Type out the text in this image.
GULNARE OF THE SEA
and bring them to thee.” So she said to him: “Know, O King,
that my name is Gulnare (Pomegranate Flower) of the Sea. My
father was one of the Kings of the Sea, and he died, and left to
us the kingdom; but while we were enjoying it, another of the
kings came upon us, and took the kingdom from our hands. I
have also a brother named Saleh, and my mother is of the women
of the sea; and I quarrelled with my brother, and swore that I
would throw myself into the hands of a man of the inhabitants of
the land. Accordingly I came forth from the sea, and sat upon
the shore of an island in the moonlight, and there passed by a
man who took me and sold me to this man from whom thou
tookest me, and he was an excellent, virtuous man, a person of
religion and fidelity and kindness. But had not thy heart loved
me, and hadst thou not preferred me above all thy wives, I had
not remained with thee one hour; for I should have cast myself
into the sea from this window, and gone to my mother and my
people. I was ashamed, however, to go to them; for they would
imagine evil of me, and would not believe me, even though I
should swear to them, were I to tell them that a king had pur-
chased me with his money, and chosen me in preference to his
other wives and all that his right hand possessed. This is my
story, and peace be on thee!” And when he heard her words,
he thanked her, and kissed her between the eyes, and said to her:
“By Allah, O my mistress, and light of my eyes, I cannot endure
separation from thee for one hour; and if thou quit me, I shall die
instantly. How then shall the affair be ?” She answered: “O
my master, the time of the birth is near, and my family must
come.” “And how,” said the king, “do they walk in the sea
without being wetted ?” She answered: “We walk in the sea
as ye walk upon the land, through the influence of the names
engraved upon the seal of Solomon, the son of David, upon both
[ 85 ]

+ + + +

Problem requirements: Show every line above in which the word "that" occurs.

Written reply:
that my name is Gulnare (Pomegranate Flower) of the Sea. My
of the sea; and I quarrelled with my brother, and swore that I
should swear to them, were I to tell them that a king had pur-
other wives and all that his right hand possessed. This is my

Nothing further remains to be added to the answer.